● Structured figure records:
+ + + +

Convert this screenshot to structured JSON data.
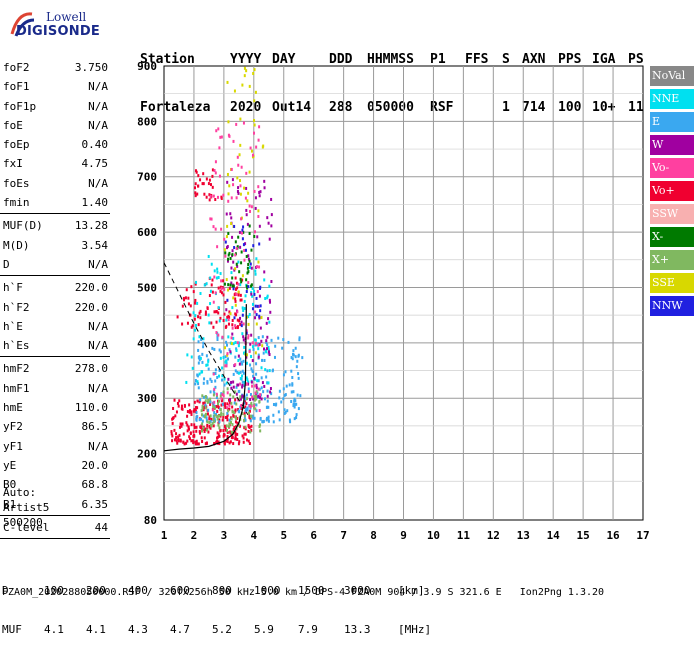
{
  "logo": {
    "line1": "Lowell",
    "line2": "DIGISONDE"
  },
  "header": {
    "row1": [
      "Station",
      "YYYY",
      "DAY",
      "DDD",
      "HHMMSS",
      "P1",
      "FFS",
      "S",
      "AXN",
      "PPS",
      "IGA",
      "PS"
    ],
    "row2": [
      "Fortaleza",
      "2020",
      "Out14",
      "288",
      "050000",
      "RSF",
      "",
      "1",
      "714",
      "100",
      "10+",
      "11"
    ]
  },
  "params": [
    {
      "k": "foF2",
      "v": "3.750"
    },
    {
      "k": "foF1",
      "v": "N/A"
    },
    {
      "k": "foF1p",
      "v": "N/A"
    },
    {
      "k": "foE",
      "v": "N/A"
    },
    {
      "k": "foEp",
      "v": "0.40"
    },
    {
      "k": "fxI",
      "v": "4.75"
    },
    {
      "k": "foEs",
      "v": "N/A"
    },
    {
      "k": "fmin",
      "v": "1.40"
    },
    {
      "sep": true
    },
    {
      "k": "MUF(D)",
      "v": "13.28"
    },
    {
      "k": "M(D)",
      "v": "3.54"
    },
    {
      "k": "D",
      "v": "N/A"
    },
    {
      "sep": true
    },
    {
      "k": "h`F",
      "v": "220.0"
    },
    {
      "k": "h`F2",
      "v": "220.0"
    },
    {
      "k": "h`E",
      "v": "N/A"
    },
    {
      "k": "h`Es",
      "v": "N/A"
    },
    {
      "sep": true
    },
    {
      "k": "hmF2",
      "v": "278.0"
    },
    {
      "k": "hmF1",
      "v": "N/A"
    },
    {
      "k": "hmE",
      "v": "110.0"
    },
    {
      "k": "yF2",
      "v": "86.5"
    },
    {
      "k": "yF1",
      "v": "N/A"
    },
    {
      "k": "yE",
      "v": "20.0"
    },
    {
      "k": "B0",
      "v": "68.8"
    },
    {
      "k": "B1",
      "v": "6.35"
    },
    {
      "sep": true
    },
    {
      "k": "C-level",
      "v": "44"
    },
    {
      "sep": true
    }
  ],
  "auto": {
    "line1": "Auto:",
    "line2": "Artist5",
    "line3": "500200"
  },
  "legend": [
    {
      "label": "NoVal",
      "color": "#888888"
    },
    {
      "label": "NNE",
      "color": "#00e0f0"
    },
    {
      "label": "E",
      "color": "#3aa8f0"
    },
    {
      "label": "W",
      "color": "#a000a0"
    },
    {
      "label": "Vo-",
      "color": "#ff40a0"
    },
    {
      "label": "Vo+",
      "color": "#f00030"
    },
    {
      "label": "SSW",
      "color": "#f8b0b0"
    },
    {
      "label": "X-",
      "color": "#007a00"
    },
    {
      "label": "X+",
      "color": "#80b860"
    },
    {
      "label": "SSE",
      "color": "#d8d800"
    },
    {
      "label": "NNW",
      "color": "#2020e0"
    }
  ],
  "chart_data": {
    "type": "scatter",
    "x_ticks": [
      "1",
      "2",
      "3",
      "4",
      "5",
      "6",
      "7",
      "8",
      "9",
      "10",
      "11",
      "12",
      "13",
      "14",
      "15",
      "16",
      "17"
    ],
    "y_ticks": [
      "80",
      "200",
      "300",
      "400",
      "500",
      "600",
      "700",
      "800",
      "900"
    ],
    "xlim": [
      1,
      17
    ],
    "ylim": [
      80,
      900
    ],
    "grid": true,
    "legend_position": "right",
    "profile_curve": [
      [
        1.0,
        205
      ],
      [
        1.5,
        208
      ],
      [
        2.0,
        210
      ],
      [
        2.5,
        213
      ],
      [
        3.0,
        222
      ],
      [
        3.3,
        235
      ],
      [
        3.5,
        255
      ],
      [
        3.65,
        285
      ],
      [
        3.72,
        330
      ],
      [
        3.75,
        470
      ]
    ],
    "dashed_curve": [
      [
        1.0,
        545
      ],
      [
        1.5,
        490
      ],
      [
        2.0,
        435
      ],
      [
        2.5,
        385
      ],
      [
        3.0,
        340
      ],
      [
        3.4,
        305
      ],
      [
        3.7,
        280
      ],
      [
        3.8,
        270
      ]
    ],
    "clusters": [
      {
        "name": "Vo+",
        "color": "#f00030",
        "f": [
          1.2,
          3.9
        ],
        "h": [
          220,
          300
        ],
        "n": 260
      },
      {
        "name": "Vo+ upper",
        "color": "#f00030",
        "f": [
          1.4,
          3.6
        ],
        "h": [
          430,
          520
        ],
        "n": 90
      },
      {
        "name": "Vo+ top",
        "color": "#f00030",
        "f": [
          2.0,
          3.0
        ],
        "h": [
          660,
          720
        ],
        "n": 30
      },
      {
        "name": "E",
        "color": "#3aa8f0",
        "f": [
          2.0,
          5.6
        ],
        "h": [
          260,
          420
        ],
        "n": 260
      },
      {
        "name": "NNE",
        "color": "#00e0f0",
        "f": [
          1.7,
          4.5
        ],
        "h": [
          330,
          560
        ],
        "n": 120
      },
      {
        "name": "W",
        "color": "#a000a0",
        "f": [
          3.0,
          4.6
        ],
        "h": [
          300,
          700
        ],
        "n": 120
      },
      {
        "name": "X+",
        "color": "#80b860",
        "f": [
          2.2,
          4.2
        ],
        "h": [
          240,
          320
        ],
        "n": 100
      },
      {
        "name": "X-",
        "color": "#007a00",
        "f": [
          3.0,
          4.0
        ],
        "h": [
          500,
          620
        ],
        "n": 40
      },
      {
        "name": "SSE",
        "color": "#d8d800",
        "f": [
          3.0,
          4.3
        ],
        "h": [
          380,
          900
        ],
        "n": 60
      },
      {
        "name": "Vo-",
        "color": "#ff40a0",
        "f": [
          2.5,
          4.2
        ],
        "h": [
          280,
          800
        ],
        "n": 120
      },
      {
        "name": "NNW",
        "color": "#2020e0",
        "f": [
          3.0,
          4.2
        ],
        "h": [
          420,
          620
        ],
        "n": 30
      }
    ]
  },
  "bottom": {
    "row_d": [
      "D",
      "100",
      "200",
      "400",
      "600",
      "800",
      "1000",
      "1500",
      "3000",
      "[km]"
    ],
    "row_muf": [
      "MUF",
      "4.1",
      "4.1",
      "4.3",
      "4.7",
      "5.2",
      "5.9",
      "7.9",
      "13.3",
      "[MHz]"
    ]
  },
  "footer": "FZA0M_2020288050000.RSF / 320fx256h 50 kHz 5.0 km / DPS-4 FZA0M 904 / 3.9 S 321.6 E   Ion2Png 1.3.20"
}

+ + + +

● Instructions for the task: Show every line from the entries above in which "label" appears.

● Exercise output:
      "label": "NoVal",
      "label": "NNE",
      "label": "E",
      "label": "W",
      "label": "Vo-",
      "label": "Vo+",
      "label": "SSW",
      "label": "X-",
      "label": "X+",
      "label": "SSE",
      "label": "NNW",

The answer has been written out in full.